Work instructions —
Determine the number of lines in the data that contain "ylabel", and write only that number.

Input for this task: Begin

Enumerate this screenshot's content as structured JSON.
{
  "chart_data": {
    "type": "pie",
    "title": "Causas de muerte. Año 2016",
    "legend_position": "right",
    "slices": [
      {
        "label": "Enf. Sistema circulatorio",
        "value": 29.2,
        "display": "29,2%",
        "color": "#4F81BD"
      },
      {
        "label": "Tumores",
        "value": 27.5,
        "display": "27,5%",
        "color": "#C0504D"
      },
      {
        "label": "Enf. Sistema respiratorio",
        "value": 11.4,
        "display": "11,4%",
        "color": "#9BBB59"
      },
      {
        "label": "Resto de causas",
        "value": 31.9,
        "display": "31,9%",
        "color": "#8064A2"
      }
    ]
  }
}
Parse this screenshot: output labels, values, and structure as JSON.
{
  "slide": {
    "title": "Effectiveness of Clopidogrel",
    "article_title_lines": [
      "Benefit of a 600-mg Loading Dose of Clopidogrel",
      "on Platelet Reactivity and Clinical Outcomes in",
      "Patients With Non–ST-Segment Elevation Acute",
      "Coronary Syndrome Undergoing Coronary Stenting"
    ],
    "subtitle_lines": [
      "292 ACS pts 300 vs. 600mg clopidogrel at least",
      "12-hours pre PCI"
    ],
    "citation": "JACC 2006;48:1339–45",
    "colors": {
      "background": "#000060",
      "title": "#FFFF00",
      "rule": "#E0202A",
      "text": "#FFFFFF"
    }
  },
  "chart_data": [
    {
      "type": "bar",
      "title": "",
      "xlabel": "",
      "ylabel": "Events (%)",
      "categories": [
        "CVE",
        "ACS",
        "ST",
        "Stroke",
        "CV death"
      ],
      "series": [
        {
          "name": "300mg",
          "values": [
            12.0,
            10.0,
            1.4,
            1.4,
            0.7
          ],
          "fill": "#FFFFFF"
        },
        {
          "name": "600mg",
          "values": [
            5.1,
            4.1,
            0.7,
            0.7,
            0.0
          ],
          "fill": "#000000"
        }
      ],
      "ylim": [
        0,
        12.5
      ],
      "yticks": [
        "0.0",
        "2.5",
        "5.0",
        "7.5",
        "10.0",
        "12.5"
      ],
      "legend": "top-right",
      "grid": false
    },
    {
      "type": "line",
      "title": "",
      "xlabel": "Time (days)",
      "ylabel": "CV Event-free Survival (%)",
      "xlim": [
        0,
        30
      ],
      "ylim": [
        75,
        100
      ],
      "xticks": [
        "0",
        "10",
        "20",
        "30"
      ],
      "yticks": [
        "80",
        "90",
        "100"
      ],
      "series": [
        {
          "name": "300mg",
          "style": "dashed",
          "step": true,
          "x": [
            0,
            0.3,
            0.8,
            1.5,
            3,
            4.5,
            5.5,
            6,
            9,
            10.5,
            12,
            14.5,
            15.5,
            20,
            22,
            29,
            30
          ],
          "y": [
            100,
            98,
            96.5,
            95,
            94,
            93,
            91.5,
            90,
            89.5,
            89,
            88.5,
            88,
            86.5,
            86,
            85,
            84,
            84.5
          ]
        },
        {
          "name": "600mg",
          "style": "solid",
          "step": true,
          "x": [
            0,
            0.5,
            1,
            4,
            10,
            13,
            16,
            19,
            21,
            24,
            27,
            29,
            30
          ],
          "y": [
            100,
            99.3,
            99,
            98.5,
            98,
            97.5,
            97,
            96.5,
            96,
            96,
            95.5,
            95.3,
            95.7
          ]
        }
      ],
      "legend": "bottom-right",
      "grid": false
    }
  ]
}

Input for this task: End

The completed task —
2